__Data excerpts__:
──────
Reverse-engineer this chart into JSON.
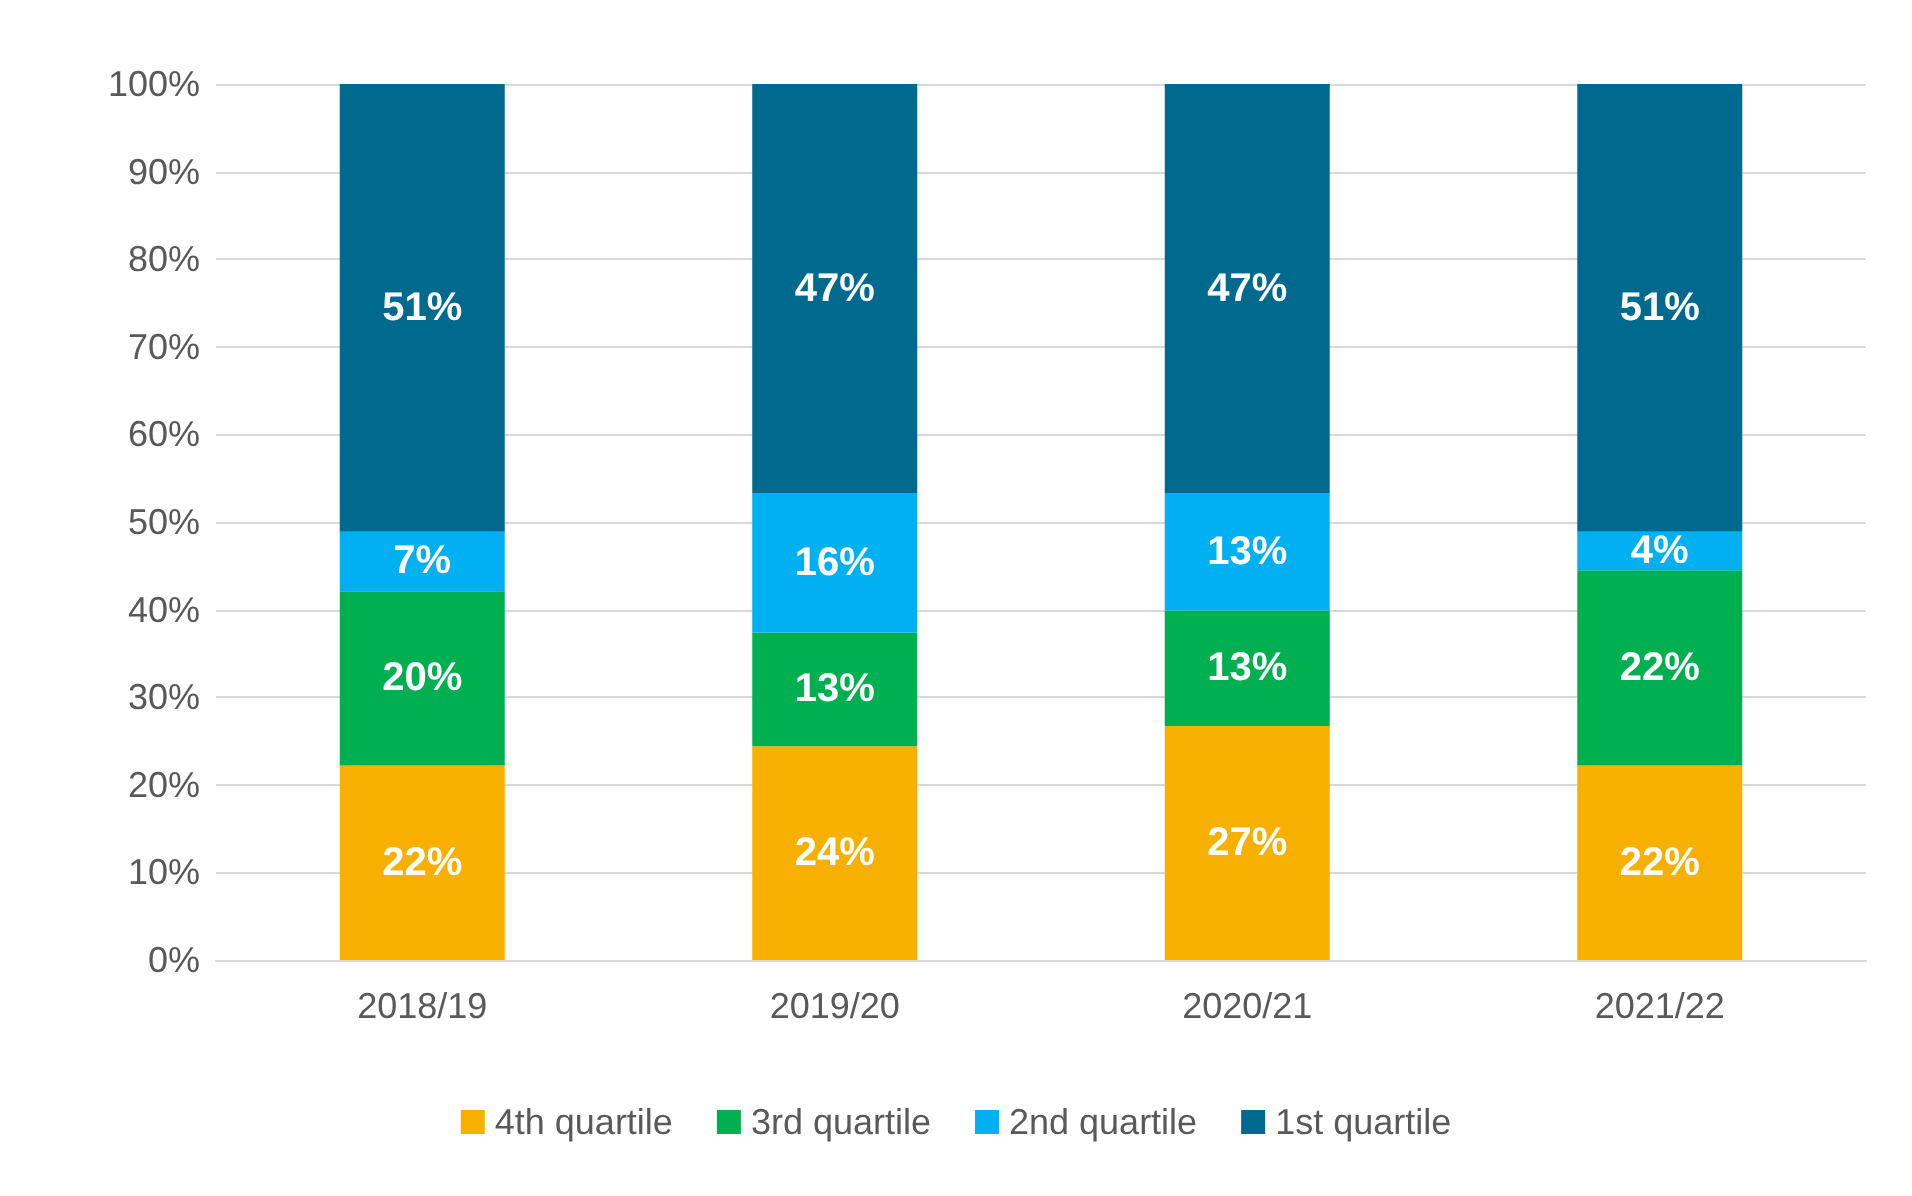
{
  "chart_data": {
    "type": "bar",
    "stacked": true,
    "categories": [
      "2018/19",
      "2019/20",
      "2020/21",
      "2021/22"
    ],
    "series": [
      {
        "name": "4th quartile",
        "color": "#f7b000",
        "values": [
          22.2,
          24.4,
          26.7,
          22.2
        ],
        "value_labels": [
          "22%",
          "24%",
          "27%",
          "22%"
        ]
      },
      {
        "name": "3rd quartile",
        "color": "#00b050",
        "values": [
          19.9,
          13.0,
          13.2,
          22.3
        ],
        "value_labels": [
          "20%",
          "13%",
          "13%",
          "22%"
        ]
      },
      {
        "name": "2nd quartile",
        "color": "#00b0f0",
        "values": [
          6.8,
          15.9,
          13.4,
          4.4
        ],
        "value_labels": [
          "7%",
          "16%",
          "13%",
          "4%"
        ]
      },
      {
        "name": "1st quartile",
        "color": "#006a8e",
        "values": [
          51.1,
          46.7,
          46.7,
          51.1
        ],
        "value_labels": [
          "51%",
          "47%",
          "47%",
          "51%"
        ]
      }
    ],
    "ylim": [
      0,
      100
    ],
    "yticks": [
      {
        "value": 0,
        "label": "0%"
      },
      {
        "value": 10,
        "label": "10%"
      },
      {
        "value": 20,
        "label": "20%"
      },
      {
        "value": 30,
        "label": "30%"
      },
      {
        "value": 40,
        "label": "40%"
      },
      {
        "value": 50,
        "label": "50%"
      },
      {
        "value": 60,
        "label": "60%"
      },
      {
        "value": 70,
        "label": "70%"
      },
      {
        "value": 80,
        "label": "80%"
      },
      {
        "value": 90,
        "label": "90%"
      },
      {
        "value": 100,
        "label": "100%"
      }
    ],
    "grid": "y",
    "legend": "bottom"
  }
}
──────
__Aim of the task__: Quote all of the entries word for word, omitting any pictures.

__Response__:
Reverse-engineer this chart into JSON.
{
  "chart_data": {
    "type": "bar",
    "stacked": true,
    "categories": [
      "2018/19",
      "2019/20",
      "2020/21",
      "2021/22"
    ],
    "series": [
      {
        "name": "4th quartile",
        "color": "#f7b000",
        "values": [
          22.2,
          24.4,
          26.7,
          22.2
        ],
        "value_labels": [
          "22%",
          "24%",
          "27%",
          "22%"
        ]
      },
      {
        "name": "3rd quartile",
        "color": "#00b050",
        "values": [
          19.9,
          13.0,
          13.2,
          22.3
        ],
        "value_labels": [
          "20%",
          "13%",
          "13%",
          "22%"
        ]
      },
      {
        "name": "2nd quartile",
        "color": "#00b0f0",
        "values": [
          6.8,
          15.9,
          13.4,
          4.4
        ],
        "value_labels": [
          "7%",
          "16%",
          "13%",
          "4%"
        ]
      },
      {
        "name": "1st quartile",
        "color": "#006a8e",
        "values": [
          51.1,
          46.7,
          46.7,
          51.1
        ],
        "value_labels": [
          "51%",
          "47%",
          "47%",
          "51%"
        ]
      }
    ],
    "ylim": [
      0,
      100
    ],
    "yticks": [
      {
        "value": 0,
        "label": "0%"
      },
      {
        "value": 10,
        "label": "10%"
      },
      {
        "value": 20,
        "label": "20%"
      },
      {
        "value": 30,
        "label": "30%"
      },
      {
        "value": 40,
        "label": "40%"
      },
      {
        "value": 50,
        "label": "50%"
      },
      {
        "value": 60,
        "label": "60%"
      },
      {
        "value": 70,
        "label": "70%"
      },
      {
        "value": 80,
        "label": "80%"
      },
      {
        "value": 90,
        "label": "90%"
      },
      {
        "value": 100,
        "label": "100%"
      }
    ],
    "grid": "y",
    "legend": "bottom"
  }
}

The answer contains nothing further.